* **Exercise description**: Where the word "identity" occurs in a line, return that line.

* **Exercise input**:
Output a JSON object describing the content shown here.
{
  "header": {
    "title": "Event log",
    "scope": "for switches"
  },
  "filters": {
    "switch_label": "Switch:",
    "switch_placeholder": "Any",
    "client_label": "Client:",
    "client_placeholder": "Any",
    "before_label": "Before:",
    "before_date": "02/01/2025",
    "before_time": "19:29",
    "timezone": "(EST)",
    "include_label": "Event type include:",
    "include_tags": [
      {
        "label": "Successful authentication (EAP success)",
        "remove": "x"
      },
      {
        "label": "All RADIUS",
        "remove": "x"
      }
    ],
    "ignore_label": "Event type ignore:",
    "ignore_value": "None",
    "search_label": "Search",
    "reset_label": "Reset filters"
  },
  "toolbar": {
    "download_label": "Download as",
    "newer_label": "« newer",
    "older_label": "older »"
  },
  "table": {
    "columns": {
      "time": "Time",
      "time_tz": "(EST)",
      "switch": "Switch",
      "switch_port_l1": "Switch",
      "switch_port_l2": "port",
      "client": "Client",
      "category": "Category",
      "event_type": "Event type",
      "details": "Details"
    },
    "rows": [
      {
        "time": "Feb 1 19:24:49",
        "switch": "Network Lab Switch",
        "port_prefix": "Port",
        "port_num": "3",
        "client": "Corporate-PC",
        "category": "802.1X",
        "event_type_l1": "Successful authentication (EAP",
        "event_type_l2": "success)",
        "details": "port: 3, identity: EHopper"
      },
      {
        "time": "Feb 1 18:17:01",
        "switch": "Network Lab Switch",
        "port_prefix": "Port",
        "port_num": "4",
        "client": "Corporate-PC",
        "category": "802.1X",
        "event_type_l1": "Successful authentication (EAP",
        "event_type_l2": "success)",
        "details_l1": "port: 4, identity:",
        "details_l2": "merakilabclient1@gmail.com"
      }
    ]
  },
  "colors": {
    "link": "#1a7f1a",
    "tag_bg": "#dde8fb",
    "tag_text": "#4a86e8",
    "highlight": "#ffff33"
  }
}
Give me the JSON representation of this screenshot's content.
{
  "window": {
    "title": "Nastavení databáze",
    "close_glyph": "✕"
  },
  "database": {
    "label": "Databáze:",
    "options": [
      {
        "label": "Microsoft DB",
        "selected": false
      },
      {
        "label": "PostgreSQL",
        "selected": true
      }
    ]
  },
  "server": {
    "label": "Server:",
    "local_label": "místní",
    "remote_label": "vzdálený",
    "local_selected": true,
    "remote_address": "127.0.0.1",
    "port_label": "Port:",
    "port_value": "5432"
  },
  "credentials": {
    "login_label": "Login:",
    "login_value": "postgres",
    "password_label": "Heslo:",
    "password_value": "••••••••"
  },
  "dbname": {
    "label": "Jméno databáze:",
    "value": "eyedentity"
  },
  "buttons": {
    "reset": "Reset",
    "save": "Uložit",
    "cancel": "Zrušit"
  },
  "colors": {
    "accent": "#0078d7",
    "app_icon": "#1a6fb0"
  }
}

* **Finished task**:
        "details": "port: 3, identity: EHopper"
        "details_l1": "port: 4, identity:",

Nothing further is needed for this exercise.